DATASET EXTRACT:

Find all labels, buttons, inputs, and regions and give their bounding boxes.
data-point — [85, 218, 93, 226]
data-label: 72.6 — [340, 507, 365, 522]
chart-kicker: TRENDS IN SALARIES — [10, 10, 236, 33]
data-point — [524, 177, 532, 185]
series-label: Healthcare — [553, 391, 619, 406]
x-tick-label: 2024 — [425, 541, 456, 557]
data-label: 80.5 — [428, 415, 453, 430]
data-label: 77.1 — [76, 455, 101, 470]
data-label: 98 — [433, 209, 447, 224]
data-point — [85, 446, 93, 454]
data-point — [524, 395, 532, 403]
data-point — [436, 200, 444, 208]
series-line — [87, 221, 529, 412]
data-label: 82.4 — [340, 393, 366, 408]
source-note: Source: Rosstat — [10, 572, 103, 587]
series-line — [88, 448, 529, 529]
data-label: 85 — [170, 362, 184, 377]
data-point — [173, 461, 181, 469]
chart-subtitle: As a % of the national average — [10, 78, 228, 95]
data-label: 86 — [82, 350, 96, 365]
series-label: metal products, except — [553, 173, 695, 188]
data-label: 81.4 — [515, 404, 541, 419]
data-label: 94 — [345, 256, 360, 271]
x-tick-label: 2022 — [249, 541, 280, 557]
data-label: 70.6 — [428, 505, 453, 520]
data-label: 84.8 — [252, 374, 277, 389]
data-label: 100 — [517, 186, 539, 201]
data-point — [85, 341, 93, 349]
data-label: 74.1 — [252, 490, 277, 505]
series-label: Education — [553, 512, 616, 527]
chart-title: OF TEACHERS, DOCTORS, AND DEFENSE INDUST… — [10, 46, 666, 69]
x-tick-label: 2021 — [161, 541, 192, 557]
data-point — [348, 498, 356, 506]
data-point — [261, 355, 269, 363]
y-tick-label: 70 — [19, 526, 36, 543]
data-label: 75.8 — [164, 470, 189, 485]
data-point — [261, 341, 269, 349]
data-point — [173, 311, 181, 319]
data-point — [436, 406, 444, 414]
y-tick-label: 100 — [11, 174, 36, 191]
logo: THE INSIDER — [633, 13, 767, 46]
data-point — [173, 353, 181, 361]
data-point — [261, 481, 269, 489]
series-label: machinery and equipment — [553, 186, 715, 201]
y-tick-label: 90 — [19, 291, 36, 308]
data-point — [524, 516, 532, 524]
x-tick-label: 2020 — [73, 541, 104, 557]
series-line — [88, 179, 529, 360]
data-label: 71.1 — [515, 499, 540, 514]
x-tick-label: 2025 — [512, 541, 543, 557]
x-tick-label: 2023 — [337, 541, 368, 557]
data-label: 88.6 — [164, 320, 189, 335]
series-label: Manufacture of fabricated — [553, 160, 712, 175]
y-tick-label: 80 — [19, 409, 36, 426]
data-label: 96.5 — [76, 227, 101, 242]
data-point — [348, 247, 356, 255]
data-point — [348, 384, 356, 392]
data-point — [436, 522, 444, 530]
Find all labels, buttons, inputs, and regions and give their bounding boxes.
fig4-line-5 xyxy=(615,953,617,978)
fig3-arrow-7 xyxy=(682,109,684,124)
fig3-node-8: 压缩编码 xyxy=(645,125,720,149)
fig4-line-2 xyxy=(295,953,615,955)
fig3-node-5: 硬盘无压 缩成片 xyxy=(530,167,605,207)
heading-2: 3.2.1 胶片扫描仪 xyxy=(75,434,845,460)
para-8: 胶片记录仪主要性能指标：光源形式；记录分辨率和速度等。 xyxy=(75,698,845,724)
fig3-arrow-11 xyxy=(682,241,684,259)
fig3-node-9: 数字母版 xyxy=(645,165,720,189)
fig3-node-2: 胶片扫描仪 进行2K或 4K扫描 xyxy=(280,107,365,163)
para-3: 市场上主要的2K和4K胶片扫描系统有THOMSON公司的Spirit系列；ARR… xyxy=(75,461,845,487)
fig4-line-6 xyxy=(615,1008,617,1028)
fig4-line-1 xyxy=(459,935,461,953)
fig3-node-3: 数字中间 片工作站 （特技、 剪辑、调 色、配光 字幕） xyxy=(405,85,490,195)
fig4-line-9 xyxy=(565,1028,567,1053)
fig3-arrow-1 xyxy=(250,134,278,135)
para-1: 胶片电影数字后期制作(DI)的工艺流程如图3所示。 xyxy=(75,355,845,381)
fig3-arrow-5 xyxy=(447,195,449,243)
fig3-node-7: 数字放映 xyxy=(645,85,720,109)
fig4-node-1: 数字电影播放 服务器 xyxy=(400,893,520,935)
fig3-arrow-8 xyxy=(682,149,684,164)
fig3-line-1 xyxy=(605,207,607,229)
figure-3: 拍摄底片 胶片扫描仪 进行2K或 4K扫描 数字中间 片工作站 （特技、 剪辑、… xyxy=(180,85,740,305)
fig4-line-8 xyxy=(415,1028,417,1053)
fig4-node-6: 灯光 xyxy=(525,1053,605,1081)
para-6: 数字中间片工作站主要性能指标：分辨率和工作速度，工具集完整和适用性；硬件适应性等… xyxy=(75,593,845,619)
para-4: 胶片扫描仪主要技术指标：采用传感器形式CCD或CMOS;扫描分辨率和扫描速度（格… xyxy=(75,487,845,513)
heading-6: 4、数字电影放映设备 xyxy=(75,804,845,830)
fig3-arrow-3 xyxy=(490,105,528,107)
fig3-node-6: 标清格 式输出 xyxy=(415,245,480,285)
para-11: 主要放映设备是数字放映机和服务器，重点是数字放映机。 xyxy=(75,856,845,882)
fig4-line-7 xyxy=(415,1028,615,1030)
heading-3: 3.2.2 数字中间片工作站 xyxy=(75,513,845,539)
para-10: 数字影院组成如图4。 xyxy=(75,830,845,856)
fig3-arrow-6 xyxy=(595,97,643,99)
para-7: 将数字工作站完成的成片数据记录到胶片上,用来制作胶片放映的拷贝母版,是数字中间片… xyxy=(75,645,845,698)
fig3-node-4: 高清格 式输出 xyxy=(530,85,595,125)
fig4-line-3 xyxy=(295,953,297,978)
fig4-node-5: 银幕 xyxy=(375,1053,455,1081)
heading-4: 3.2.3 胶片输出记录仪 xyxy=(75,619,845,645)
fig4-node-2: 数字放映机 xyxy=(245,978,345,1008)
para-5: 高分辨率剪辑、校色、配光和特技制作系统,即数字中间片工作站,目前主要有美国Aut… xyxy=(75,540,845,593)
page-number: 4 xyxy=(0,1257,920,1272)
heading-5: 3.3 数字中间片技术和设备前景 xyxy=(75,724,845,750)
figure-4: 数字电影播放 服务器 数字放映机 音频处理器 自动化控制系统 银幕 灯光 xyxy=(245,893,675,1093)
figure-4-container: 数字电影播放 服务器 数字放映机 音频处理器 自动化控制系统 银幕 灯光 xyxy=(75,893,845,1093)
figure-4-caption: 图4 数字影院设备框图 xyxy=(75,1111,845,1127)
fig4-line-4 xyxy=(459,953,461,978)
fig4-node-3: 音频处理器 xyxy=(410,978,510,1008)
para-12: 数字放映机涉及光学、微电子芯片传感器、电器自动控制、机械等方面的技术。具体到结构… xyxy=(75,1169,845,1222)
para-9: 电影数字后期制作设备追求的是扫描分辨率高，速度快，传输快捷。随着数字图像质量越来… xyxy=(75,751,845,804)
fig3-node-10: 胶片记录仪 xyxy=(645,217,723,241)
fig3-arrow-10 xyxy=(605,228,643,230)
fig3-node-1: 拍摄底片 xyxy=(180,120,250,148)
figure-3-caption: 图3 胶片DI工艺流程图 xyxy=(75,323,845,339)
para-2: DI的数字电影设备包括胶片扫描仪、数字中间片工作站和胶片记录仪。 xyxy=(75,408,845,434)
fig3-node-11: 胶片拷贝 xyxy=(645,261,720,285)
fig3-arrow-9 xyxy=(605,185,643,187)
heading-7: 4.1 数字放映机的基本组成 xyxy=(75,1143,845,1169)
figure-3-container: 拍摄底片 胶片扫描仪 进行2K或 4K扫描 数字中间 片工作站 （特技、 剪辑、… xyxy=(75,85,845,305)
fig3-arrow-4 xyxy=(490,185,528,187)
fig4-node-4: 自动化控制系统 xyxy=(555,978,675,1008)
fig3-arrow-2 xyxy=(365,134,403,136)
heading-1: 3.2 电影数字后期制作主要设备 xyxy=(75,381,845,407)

WHAT NEEDS TO BE DONE: Reproduce the data verbatim, starting from its first line and continuing through the line containing "data-label: 82.4 — [340, 393, 366, 408]", with both ends included.

OUTPUT FOR THIS EXERCISE:
Find all labels, buttons, inputs, and regions and give their bounding boxes.
data-point — [85, 218, 93, 226]
data-label: 72.6 — [340, 507, 365, 522]
chart-kicker: TRENDS IN SALARIES — [10, 10, 236, 33]
data-point — [524, 177, 532, 185]
series-label: Healthcare — [553, 391, 619, 406]
x-tick-label: 2024 — [425, 541, 456, 557]
data-label: 80.5 — [428, 415, 453, 430]
data-label: 77.1 — [76, 455, 101, 470]
data-label: 98 — [433, 209, 447, 224]
data-point — [85, 446, 93, 454]
data-point — [524, 395, 532, 403]
data-point — [436, 200, 444, 208]
series-line — [87, 221, 529, 412]
data-label: 82.4 — [340, 393, 366, 408]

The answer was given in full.